**The task**.
Below are the records; pull every line that includes "ylabel".

Data entries for graphics:
==================================================

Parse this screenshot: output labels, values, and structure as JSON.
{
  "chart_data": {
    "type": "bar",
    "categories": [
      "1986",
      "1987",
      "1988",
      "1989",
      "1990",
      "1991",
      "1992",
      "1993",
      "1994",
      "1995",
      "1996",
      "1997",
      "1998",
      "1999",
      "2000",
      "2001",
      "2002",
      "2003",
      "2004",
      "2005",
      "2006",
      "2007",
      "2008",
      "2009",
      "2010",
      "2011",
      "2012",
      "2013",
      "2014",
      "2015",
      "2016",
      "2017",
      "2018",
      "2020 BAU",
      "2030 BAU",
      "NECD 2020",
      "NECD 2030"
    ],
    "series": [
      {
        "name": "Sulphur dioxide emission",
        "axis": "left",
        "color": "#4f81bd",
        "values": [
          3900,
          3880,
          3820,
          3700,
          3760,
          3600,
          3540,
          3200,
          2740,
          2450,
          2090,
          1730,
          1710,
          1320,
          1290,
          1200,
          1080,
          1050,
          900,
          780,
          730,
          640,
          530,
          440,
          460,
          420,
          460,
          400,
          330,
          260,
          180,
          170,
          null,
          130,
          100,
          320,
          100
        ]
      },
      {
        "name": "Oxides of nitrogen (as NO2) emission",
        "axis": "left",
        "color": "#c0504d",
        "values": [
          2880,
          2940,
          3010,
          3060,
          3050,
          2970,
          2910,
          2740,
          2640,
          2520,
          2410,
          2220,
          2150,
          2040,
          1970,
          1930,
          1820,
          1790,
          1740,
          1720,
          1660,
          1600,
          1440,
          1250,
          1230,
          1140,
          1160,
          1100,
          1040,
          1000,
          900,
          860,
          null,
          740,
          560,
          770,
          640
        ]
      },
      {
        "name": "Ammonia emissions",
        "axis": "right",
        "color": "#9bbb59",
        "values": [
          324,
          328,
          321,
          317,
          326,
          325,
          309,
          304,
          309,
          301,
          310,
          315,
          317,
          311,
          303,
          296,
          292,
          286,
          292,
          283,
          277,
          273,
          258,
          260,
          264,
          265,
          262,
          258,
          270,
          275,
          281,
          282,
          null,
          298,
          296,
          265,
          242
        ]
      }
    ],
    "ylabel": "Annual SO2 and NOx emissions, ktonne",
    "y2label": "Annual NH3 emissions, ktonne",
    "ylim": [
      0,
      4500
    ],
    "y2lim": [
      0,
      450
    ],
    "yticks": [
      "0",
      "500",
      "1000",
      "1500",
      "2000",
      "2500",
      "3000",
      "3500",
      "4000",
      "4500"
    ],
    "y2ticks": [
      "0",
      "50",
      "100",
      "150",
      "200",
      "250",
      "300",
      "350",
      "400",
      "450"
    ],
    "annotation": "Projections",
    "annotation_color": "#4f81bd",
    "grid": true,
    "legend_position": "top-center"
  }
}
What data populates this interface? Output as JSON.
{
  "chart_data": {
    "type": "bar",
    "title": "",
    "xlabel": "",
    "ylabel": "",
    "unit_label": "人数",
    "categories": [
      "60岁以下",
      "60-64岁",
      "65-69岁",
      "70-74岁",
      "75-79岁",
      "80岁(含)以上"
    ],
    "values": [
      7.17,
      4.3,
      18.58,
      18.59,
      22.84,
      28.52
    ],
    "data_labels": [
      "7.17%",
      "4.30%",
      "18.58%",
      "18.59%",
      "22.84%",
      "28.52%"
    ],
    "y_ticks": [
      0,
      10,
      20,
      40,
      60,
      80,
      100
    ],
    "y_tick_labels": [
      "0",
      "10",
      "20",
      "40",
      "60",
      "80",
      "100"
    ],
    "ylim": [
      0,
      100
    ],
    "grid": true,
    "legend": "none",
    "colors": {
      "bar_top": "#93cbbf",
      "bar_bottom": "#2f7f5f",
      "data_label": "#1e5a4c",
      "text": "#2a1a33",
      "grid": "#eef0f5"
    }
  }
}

==================================================

**Output for this task**.
    "ylabel": "Annual SO2 and NOx emissions, ktonne",
    "ylabel": "",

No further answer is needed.